* _TASK TO CARRY OUT_
Repeat the material exactly, leaving nothing out.

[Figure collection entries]

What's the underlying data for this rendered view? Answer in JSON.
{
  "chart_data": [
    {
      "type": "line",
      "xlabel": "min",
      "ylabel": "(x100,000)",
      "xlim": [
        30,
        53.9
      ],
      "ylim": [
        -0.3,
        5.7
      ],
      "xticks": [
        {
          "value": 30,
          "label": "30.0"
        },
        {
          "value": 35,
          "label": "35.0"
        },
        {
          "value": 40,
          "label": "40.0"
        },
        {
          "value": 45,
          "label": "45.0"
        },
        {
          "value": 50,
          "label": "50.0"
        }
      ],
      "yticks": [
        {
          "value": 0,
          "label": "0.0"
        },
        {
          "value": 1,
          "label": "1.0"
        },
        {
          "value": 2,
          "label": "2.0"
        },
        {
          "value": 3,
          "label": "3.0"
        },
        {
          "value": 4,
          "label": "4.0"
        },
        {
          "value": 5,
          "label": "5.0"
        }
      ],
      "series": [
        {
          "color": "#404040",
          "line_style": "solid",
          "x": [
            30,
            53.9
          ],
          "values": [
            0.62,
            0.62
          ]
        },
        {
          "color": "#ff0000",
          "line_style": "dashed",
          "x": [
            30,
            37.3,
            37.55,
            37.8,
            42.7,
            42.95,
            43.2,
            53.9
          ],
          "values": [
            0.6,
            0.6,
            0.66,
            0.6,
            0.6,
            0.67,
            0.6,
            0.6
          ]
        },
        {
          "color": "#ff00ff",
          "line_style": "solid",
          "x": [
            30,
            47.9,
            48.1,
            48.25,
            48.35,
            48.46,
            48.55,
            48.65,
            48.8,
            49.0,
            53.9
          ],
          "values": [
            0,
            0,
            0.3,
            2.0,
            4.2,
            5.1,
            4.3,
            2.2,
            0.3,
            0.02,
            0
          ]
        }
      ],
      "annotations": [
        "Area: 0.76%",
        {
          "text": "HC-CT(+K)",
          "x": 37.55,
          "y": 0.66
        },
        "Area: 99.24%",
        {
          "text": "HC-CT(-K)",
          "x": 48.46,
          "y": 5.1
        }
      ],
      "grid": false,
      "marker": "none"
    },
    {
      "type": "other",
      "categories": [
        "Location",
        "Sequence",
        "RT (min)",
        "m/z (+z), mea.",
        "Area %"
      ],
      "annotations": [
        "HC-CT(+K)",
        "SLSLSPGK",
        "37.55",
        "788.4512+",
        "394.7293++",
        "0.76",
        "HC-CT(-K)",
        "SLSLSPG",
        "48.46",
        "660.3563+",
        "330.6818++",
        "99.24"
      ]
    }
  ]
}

* _TASK ANSWER_
What's the underlying data for this rendered view? Answer in JSON.
{
  "chart_data": [
    {
      "type": "line",
      "xlabel": "min",
      "ylabel": "(x100,000)",
      "xlim": [
        30,
        53.9
      ],
      "ylim": [
        -0.3,
        5.7
      ],
      "xticks": [
        {
          "value": 30,
          "label": "30.0"
        },
        {
          "value": 35,
          "label": "35.0"
        },
        {
          "value": 40,
          "label": "40.0"
        },
        {
          "value": 45,
          "label": "45.0"
        },
        {
          "value": 50,
          "label": "50.0"
        }
      ],
      "yticks": [
        {
          "value": 0,
          "label": "0.0"
        },
        {
          "value": 1,
          "label": "1.0"
        },
        {
          "value": 2,
          "label": "2.0"
        },
        {
          "value": 3,
          "label": "3.0"
        },
        {
          "value": 4,
          "label": "4.0"
        },
        {
          "value": 5,
          "label": "5.0"
        }
      ],
      "series": [
        {
          "color": "#404040",
          "line_style": "solid",
          "x": [
            30,
            53.9
          ],
          "values": [
            0.62,
            0.62
          ]
        },
        {
          "color": "#ff0000",
          "line_style": "dashed",
          "x": [
            30,
            37.3,
            37.55,
            37.8,
            42.7,
            42.95,
            43.2,
            53.9
          ],
          "values": [
            0.6,
            0.6,
            0.66,
            0.6,
            0.6,
            0.67,
            0.6,
            0.6
          ]
        },
        {
          "color": "#ff00ff",
          "line_style": "solid",
          "x": [
            30,
            47.9,
            48.1,
            48.25,
            48.35,
            48.46,
            48.55,
            48.65,
            48.8,
            49.0,
            53.9
          ],
          "values": [
            0,
            0,
            0.3,
            2.0,
            4.2,
            5.1,
            4.3,
            2.2,
            0.3,
            0.02,
            0
          ]
        }
      ],
      "annotations": [
        "Area: 0.76%",
        {
          "text": "HC-CT(+K)",
          "x": 37.55,
          "y": 0.66
        },
        "Area: 99.24%",
        {
          "text": "HC-CT(-K)",
          "x": 48.46,
          "y": 5.1
        }
      ],
      "grid": false,
      "marker": "none"
    },
    {
      "type": "other",
      "categories": [
        "Location",
        "Sequence",
        "RT (min)",
        "m/z (+z), mea.",
        "Area %"
      ],
      "annotations": [
        "HC-CT(+K)",
        "SLSLSPGK",
        "37.55",
        "788.4512+",
        "394.7293++",
        "0.76",
        "HC-CT(-K)",
        "SLSLSPG",
        "48.46",
        "660.3563+",
        "330.6818++",
        "99.24"
      ]
    }
  ]
}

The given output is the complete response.